**What the exercise asks**
Rewrite every row below as a Markdown table with two columns, Line No. and Text, numbering each line and omitting any blank lines.

**Records to process**
## begin
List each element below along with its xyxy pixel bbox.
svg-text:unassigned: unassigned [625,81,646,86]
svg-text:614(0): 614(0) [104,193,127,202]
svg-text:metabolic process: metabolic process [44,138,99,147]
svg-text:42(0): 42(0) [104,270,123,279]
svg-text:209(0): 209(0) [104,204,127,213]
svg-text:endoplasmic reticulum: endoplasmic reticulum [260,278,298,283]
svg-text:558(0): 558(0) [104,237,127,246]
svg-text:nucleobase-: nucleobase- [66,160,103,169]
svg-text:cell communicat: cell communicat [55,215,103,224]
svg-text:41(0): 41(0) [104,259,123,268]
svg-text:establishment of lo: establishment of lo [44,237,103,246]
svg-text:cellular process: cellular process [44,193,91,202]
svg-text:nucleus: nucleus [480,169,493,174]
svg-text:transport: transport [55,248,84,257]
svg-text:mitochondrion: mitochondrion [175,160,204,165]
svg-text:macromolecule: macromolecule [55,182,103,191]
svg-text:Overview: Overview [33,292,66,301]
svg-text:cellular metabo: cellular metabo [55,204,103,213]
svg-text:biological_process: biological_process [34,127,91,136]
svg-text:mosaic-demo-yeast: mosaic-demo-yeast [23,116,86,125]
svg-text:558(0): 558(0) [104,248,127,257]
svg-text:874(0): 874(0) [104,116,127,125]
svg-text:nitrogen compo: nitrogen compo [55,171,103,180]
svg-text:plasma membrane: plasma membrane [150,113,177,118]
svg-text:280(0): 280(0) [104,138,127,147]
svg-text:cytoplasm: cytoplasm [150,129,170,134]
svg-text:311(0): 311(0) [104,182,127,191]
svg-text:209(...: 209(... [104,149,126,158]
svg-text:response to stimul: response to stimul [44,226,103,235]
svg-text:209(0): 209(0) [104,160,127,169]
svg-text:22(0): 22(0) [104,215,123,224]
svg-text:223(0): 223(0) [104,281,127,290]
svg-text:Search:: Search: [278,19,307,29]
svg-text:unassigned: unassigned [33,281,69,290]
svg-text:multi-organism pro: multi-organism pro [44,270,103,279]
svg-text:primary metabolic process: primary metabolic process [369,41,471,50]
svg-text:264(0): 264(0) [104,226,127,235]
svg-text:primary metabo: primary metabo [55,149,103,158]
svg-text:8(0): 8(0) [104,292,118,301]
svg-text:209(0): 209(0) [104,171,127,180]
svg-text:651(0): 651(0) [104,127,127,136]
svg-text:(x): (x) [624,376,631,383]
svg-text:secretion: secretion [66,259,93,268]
## end
**Written solution**
| Line No. | Text |
|---|---|
| 1 | List each element below along with its xyxy pixel bbox. |
| 2 | svg-text:unassigned: unassigned [625,81,646,86] |
| 3 | svg-text:614(0): 614(0) [104,193,127,202] |
| 4 | svg-text:metabolic process: metabolic process [44,138,99,147] |
| 5 | svg-text:42(0): 42(0) [104,270,123,279] |
| 6 | svg-text:209(0): 209(0) [104,204,127,213] |
| 7 | svg-text:endoplasmic reticulum: endoplasmic reticulum [260,278,298,283] |
| 8 | svg-text:558(0): 558(0) [104,237,127,246] |
| 9 | svg-text:nucleobase-: nucleobase- [66,160,103,169] |
| 10 | svg-text:cell communicat: cell communicat [55,215,103,224] |
| 11 | svg-text:41(0): 41(0) [104,259,123,268] |
| 12 | svg-text:establishment of lo: establishment of lo [44,237,103,246] |
| 13 | svg-text:cellular process: cellular process [44,193,91,202] |
| 14 | svg-text:nucleus: nucleus [480,169,493,174] |
| 15 | svg-text:transport: transport [55,248,84,257] |
| 16 | svg-text:mitochondrion: mitochondrion [175,160,204,165] |
| 17 | svg-text:macromolecule: macromolecule [55,182,103,191] |
| 18 | svg-text:Overview: Overview [33,292,66,301] |
| 19 | svg-text:cellular metabo: cellular metabo [55,204,103,213] |
| 20 | svg-text:biological_process: biological_process [34,127,91,136] |
| 21 | svg-text:mosaic-demo-yeast: mosaic-demo-yeast [23,116,86,125] |
| 22 | svg-text:558(0): 558(0) [104,248,127,257] |
| 23 | svg-text:874(0): 874(0) [104,116,127,125] |
| 24 | svg-text:nitrogen compo: nitrogen compo [55,171,103,180] |
| 25 | svg-text:plasma membrane: plasma membrane [150,113,177,118] |
| 26 | svg-text:280(0): 280(0) [104,138,127,147] |
| 27 | svg-text:cytoplasm: cytoplasm [150,129,170,134] |
| 28 | svg-text:311(0): 311(0) [104,182,127,191] |
| 29 | svg-text:209(...: 209(... [104,149,126,158] |
| 30 | svg-text:response to stimul: response to stimul [44,226,103,235] |
| 31 | svg-text:209(0): 209(0) [104,160,127,169] |
| 32 | svg-text:22(0): 22(0) [104,215,123,224] |
| 33 | svg-text:223(0): 223(0) [104,281,127,290] |
| 34 | svg-text:Search:: Search: [278,19,307,29] |
| 35 | svg-text:unassigned: unassigned [33,281,69,290] |
| 36 | svg-text:multi-organism pro: multi-organism pro [44,270,103,279] |
| 37 | svg-text:primary metabolic process: primary metabolic process [369,41,471,50] |
| 38 | svg-text:264(0): 264(0) [104,226,127,235] |
| 39 | svg-text:primary metabo: primary metabo [55,149,103,158] |
| 40 | svg-text:8(0): 8(0) [104,292,118,301] |
| 41 | svg-text:209(0): 209(0) [104,171,127,180] |
| 42 | svg-text:651(0): 651(0) [104,127,127,136] |
| 43 | svg-text:(x): (x) [624,376,631,383] |
| 44 | svg-text:secretion: secretion [66,259,93,268] |